Data for this task:
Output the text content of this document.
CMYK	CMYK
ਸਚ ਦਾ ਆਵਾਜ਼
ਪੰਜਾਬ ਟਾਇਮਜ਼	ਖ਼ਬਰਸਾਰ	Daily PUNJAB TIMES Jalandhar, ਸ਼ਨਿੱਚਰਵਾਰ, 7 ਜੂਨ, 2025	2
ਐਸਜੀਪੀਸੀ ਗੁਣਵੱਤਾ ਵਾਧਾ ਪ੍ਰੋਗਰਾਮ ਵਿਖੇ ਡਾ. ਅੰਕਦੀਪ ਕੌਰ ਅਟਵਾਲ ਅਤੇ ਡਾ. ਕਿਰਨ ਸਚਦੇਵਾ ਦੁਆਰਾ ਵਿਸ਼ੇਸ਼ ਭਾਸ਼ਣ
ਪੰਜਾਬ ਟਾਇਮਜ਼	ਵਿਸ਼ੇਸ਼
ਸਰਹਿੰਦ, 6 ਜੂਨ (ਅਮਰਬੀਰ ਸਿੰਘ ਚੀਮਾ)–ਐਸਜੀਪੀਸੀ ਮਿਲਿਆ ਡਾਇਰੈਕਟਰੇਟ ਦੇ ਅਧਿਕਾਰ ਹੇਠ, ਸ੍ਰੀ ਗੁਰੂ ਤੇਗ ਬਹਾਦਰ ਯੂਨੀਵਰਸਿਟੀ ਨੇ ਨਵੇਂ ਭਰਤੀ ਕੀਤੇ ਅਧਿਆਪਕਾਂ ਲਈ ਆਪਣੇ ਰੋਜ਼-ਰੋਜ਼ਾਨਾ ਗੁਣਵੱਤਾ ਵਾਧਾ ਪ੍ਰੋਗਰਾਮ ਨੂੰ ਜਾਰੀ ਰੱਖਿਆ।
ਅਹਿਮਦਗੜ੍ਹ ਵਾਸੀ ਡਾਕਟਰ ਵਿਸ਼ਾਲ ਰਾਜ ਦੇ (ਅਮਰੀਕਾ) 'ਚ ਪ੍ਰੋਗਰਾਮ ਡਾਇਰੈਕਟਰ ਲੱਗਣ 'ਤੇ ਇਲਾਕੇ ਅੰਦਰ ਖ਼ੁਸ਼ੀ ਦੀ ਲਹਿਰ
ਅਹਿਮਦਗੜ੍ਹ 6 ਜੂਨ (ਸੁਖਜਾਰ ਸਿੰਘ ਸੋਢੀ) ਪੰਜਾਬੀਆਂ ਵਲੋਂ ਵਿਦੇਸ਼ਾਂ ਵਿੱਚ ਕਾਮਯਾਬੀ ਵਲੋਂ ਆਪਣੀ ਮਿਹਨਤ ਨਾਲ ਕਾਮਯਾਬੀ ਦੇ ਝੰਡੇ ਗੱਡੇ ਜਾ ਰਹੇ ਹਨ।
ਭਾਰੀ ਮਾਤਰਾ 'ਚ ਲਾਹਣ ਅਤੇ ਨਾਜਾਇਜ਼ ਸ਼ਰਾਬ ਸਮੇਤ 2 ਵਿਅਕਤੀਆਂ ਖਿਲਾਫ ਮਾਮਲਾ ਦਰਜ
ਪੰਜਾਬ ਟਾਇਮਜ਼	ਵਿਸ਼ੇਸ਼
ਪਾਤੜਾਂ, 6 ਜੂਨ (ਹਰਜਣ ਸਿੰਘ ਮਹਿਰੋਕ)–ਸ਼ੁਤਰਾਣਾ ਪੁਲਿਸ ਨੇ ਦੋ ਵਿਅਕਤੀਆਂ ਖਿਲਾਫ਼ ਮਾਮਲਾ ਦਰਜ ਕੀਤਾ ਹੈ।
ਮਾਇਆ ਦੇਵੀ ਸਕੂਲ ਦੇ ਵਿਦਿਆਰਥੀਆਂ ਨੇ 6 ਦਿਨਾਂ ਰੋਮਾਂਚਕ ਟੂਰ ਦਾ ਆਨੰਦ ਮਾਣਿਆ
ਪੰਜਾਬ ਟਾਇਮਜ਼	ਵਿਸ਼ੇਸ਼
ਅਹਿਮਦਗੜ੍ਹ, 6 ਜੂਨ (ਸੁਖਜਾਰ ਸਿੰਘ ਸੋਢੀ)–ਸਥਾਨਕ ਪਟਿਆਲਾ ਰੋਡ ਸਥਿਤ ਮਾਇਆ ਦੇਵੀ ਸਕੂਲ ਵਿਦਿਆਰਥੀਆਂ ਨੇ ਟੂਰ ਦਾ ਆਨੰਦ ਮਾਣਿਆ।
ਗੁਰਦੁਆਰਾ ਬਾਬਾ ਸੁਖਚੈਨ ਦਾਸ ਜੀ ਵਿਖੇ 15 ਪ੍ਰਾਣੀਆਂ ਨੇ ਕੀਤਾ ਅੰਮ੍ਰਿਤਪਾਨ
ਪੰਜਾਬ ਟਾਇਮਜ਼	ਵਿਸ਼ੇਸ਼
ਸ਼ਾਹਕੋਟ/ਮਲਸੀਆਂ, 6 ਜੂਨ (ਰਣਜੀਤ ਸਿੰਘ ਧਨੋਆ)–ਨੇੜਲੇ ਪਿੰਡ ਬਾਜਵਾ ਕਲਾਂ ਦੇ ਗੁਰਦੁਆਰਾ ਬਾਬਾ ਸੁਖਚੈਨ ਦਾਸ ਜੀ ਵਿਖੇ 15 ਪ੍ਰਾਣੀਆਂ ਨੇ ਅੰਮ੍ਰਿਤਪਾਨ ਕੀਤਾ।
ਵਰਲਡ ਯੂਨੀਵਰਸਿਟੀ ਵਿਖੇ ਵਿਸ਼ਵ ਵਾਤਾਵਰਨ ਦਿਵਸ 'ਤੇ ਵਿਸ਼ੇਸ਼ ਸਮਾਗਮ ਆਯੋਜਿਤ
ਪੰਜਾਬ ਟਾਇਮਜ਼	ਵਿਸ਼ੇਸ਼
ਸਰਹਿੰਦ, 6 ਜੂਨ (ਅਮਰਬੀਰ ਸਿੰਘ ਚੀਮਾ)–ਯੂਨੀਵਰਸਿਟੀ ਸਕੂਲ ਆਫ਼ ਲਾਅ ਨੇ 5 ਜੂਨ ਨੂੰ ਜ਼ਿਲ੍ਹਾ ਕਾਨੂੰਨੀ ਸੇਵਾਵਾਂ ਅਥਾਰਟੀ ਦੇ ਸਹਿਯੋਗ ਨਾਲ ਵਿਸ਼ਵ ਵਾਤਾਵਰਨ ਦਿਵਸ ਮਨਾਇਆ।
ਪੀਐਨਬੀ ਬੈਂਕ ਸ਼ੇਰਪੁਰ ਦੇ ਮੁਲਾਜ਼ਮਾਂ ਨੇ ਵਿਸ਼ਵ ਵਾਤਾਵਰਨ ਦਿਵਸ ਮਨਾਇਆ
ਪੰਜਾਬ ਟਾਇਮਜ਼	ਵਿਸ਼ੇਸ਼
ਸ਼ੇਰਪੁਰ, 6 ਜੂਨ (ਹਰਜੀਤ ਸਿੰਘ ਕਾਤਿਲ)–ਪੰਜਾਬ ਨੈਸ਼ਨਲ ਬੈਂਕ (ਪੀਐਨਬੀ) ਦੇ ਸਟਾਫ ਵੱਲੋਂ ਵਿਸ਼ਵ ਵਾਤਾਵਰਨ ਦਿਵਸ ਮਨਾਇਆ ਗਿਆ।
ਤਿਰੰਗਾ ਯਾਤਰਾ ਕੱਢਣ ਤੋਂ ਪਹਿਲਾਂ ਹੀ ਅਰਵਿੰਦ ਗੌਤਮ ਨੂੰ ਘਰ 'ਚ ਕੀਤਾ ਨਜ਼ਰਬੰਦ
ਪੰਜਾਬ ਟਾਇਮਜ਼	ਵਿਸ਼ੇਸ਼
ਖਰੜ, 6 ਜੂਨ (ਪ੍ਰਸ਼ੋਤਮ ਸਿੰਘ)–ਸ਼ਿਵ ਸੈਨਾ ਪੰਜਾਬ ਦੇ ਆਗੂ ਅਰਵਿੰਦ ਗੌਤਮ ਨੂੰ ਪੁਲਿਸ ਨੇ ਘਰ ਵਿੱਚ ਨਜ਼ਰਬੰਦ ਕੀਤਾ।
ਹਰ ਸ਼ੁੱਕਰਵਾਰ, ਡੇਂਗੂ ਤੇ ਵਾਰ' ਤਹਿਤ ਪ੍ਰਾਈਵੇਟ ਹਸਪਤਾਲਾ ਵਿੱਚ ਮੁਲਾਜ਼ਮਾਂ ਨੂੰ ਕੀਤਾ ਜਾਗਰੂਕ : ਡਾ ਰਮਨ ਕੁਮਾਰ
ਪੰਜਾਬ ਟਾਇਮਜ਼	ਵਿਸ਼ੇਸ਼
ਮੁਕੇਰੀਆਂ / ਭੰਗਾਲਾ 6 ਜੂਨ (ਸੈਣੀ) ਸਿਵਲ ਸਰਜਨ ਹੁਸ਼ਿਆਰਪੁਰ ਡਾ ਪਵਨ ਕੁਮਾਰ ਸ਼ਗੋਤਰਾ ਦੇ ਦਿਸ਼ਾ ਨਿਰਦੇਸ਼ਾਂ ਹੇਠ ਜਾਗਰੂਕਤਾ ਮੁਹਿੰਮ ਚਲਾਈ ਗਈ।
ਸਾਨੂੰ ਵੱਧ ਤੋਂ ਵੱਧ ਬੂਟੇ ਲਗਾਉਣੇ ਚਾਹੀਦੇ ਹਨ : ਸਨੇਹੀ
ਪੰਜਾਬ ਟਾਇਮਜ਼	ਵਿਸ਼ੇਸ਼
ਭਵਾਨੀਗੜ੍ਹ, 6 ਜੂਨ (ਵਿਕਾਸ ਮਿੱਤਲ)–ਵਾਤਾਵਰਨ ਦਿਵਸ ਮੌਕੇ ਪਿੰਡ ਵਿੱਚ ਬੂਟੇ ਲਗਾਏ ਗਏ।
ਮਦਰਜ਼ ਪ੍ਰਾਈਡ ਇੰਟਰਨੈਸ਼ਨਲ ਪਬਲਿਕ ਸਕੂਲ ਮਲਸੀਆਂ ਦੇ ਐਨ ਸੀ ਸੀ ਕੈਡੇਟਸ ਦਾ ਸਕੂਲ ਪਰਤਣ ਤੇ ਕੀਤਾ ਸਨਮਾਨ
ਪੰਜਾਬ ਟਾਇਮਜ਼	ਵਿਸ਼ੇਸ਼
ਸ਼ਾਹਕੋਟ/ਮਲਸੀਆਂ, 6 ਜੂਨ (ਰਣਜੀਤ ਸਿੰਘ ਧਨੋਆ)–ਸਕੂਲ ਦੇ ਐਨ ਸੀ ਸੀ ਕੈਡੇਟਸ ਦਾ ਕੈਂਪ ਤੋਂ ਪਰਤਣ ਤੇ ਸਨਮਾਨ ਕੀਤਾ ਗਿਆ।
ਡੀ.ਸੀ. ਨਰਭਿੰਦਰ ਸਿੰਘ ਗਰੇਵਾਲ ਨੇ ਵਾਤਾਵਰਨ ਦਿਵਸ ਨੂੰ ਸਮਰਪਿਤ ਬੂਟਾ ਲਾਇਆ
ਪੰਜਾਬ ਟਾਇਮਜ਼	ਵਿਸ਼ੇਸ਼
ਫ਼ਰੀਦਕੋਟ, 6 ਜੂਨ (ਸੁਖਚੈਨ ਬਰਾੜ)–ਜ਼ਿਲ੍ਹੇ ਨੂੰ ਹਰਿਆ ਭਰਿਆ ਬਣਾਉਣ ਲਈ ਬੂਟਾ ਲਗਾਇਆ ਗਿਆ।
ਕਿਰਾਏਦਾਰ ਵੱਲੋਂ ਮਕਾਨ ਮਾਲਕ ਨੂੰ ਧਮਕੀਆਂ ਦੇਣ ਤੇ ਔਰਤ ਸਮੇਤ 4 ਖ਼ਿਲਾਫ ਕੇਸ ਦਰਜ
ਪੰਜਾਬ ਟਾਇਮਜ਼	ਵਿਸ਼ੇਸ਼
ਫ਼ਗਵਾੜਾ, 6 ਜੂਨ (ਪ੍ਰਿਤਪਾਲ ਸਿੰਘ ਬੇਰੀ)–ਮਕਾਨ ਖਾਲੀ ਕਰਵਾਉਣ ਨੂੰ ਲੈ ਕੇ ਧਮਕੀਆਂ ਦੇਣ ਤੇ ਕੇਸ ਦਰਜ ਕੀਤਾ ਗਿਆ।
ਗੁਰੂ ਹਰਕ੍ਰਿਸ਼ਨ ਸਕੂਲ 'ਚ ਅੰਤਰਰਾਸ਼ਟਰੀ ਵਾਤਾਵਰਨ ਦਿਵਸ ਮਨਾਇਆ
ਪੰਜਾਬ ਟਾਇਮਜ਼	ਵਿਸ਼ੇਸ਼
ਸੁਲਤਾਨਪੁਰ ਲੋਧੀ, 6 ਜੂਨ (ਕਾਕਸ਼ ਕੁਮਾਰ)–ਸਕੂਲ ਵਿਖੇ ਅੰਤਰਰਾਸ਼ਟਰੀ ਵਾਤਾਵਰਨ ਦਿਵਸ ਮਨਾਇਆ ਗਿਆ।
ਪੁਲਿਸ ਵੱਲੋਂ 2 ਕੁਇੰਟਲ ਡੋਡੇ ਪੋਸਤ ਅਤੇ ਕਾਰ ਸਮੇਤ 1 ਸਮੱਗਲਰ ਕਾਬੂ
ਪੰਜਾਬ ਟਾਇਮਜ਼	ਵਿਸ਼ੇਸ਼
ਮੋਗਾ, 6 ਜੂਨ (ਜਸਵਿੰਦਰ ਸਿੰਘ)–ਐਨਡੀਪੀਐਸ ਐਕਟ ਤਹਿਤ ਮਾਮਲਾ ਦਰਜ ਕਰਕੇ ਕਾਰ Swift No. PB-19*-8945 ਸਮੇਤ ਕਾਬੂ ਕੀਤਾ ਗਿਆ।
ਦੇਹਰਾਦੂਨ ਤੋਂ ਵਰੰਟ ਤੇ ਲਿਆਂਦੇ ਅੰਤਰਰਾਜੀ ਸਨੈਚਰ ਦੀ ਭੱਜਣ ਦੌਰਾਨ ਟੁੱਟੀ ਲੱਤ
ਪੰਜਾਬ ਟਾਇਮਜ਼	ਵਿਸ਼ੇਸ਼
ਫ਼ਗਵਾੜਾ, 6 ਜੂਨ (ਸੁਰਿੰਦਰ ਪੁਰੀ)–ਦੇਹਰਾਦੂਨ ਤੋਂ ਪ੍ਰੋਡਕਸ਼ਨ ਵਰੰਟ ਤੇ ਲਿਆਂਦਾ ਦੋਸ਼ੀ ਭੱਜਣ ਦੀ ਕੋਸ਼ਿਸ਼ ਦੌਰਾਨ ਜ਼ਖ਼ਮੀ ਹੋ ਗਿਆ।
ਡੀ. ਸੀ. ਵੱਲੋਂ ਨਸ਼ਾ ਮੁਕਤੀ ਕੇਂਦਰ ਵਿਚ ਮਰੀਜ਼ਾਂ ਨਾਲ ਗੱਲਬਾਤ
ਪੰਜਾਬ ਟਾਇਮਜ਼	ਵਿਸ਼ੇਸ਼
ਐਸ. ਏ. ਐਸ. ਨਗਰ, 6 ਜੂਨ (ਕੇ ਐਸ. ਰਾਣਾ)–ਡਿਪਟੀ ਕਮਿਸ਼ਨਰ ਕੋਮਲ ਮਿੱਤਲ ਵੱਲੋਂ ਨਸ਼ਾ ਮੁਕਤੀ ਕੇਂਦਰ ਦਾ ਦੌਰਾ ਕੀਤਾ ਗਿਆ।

What you will do: Determine how many lines in the records contain "ਪਰਤਣ", and reply with the number only.

The result: 2